* Brano da leggere *
────────────────────

Un’inchiesta che sta facendo le pulci ai conti della società tra 2012 e 2016 - dunque anche rispetto alle scelte della precedente amministrazione Pd - e che ha portato la Spa a un buco di circa 35 milioni di euro. Ma soprattutto sta diventando la cartina tornasole dello scontro politico a livello nazionale in vista delle prossime elezioni amministrative.

Le contestazioni. I pubblici ministeri Massimo Mannucci e Arianna Ciavattini, titolari dell’indagine, hanno iscritto Nogarin nel registro degli indagati con l’accusa di bancarotta fraudolenta - come già noto -ma anche per un episodio di abuso d’ufficio in relazione alla revoca del Cda di Aamps del 7 gennaio scorso e per un presunto falso in bilancio riferito all’ok ai conti 2014 nonostante il parere contrario dei revisori.

────────────────────

* Dati di partenza *
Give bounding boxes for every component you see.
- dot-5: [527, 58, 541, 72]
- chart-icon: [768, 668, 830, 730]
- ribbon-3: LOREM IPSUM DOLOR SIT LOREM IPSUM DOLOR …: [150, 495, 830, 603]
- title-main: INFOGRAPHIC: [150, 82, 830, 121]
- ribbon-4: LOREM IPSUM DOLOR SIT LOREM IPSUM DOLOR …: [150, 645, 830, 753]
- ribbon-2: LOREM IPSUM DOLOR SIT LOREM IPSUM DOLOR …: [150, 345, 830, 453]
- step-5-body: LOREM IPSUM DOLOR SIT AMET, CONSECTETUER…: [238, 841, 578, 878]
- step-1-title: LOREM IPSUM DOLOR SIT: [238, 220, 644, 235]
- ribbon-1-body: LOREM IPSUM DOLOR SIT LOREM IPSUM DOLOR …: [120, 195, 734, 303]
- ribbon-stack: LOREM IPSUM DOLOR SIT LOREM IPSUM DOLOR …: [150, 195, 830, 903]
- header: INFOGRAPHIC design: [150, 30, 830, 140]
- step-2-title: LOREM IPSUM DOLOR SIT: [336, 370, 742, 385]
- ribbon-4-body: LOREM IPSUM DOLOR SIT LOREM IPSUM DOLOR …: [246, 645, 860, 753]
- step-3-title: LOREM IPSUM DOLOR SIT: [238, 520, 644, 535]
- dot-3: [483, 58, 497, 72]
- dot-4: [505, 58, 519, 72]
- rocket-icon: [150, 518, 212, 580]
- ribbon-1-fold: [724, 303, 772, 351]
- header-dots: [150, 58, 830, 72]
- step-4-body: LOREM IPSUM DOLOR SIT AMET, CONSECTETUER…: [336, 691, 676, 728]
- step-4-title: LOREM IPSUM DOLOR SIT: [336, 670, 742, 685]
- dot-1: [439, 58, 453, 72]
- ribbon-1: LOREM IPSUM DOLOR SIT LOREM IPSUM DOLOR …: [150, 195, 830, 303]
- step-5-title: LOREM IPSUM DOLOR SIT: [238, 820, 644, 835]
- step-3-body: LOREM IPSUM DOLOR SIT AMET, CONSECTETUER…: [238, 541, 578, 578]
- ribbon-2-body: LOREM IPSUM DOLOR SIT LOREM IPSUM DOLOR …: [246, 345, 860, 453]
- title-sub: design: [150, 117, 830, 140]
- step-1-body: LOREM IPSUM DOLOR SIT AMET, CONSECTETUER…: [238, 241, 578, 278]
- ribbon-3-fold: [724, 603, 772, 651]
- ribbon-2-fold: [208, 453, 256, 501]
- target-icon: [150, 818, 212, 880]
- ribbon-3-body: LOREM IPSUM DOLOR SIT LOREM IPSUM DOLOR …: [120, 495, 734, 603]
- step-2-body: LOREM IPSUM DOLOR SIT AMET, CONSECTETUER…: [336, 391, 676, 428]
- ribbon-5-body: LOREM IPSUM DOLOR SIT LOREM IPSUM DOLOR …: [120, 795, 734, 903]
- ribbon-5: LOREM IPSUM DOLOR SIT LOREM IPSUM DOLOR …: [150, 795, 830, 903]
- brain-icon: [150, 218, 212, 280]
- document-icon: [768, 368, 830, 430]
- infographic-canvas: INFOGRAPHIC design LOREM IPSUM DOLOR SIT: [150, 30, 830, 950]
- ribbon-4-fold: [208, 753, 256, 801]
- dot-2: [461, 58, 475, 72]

────────────────────

* Esercizi da svolgere *
a: Traduci in inglese questa frase del brano sull'inchiesta: "Ma soprattutto sta diventando la cartina tornasole dello scontro politico a livello nazionale in vista delle prossime elezioni amministrative."
b: Secondo il brano sull'inchiesta, quali pubblici ministeri sono titolari dell'indagine?
c: Ripeti il brano sull'inchiesta da "Le contestazioni. I" fino a "contrario dei revisori." compreso.

* Soluzioni per esercizio *
a: But above all, it is becoming the litmus test of the political clash at the national level ahead of the upcoming local elections.

b: Massimo Mannucci e Arianna Ciavattini.

c:
Le contestazioni. I pubblici ministeri Massimo Mannucci e Arianna Ciavattini, titolari dell’indagine, hanno iscritto Nogarin nel registro degli indagati con l’accusa di bancarotta fraudolenta - come già noto -ma anche per un episodio di abuso d’ufficio in relazione alla revoca del Cda di Aamps del 7 gennaio scorso e per un presunto falso in bilancio riferito all’ok ai conti 2014 nonostante il parere contrario dei revisori.